===== INPUT MATERIAL =====

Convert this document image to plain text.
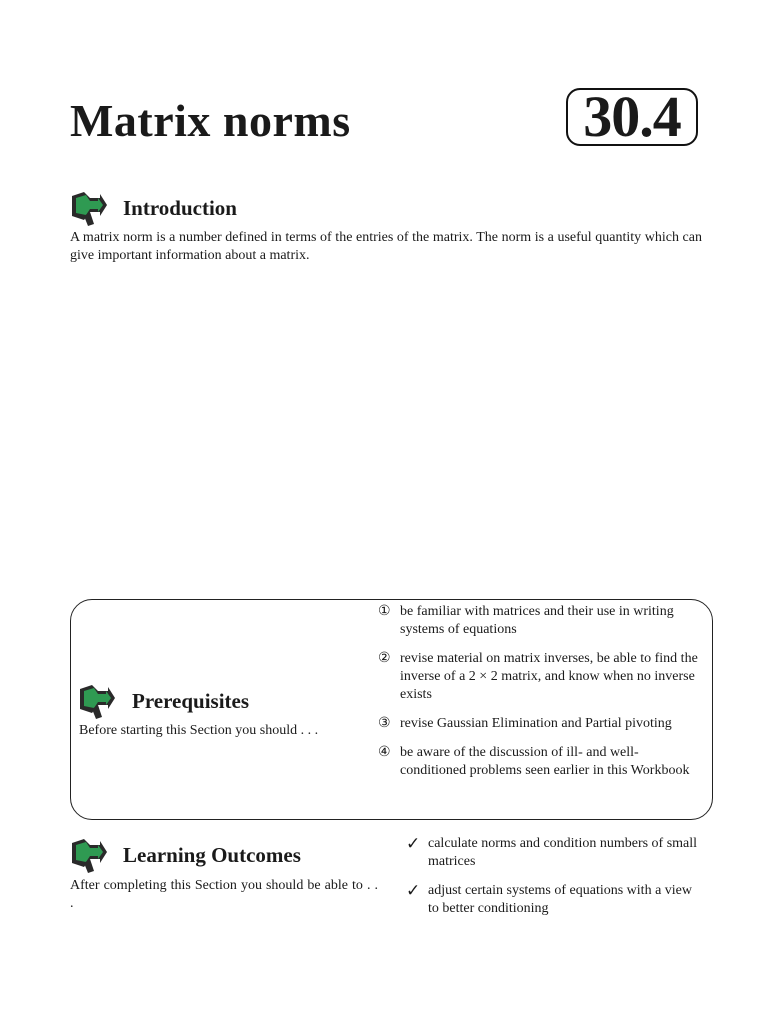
Matrix norms	30.4
Introduction
A matrix norm is a number defined in terms of the entries of the matrix. The norm is a useful quantity which can give important information about a matrix.
Prerequisites
Before starting this Section you should . . .
① be familiar with matrices and their use in writing systems of equations
② revise material on matrix inverses, be able to find the inverse of a 2 × 2 matrix, and know when no inverse exists
③ revise Gaussian Elimination and Partial pivoting
④ be aware of the discussion of ill- and well-conditioned problems seen earlier in this Workbook
Learning Outcomes
After completing this Section you should be able to . . .
✓ calculate norms and condition numbers of small matrices
✓ adjust certain systems of equations with a view to better conditioning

=====

■ **AIM OF THE EXERCISE**
Return the listing above in full and without alteration, excluding its pictures.

■ **EXERCISE SOLUTION**
Convert this document image to plain text.
Matrix norms	30.4
Introduction
A matrix norm is a number defined in terms of the entries of the matrix. The norm is a useful quantity which can give important information about a matrix.
Prerequisites
Before starting this Section you should . . .
① be familiar with matrices and their use in writing systems of equations
② revise material on matrix inverses, be able to find the inverse of a 2 × 2 matrix, and know when no inverse exists
③ revise Gaussian Elimination and Partial pivoting
④ be aware of the discussion of ill- and well-conditioned problems seen earlier in this Workbook
Learning Outcomes
After completing this Section you should be able to . . .
✓ calculate norms and condition numbers of small matrices
✓ adjust certain systems of equations with a view to better conditioning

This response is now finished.